┌─ STORED ROWS

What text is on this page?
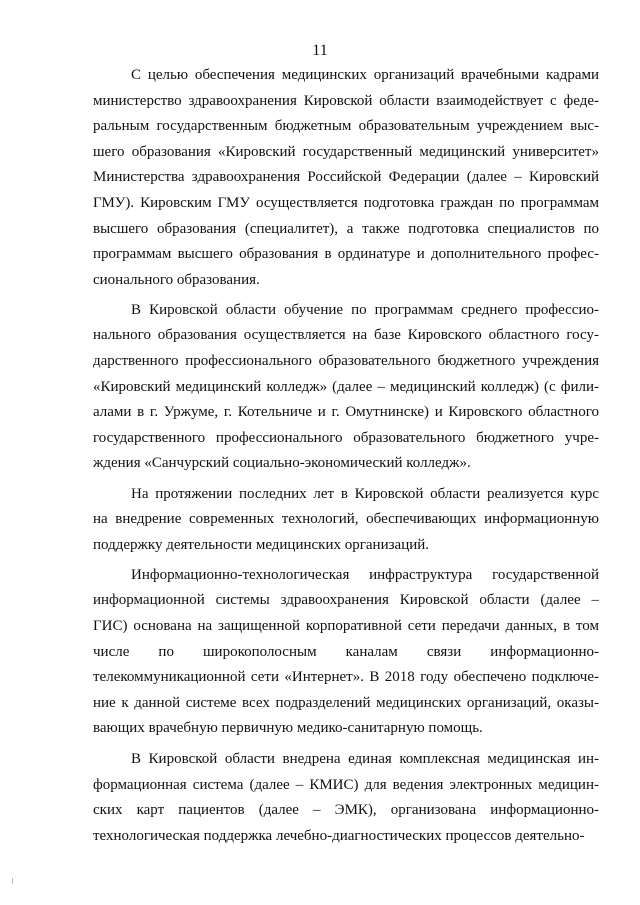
11
С целью обеспечения медицинских организаций врачебными кадрами
министерство здравоохранения Кировской области взаимодействует с феде-
ральным государственным бюджетным образовательным учреждением выс-
шего образования «Кировский государственный медицинский университет»
Министерства здравоохранения Российской Федерации (далее – Кировский
ГМУ). Кировским ГМУ осуществляется подготовка граждан по программам
высшего образования (специалитет), а также подготовка специалистов по
программам высшего образования в ординатуре и дополнительного профес-
сионального образования.
В Кировской области обучение по программам среднего профессио-
нального образования осуществляется на базе Кировского областного госу-
дарственного профессионального образовательного бюджетного учреждения
«Кировский медицинский колледж» (далее – медицинский колледж) (с фили-
алами в г. Уржуме, г. Котельниче и г. Омутнинске) и Кировского областного
государственного профессионального образовательного бюджетного учре-
ждения «Санчурский социально-экономический колледж».
На протяжении последних лет в Кировской области реализуется курс
на внедрение современных технологий, обеспечивающих информационную
поддержку деятельности медицинских организаций.
Информационно-технологическая инфраструктура государственной
информационной системы здравоохранения Кировской области (далее –
ГИС) основана на защищенной корпоративной сети передачи данных, в том
числе по широкополосным каналам связи информационно-
телекоммуникационной сети «Интернет». В 2018 году обеспечено подключе-
ние к данной системе всех подразделений медицинских организаций, оказы-
вающих врачебную первичную медико-санитарную помощь.
В Кировской области внедрена единая комплексная медицинская ин-
формационная система (далее – КМИС) для ведения электронных медицин-
ских карт пациентов (далее – ЭМК), организована информационно-
технологическая поддержка лечебно-диагностических процессов деятельно-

└─

_AIM_:
Look over the records above and copy each line that includes the string "Кировской".

_REPLY_:
министерство здравоохранения Кировской области взаимодействует с феде-
В Кировской области обучение по программам среднего профессио-
На протяжении последних лет в Кировской области реализуется курс
информационной системы здравоохранения Кировской области (далее –
В Кировской области внедрена единая комплексная медицинская ин-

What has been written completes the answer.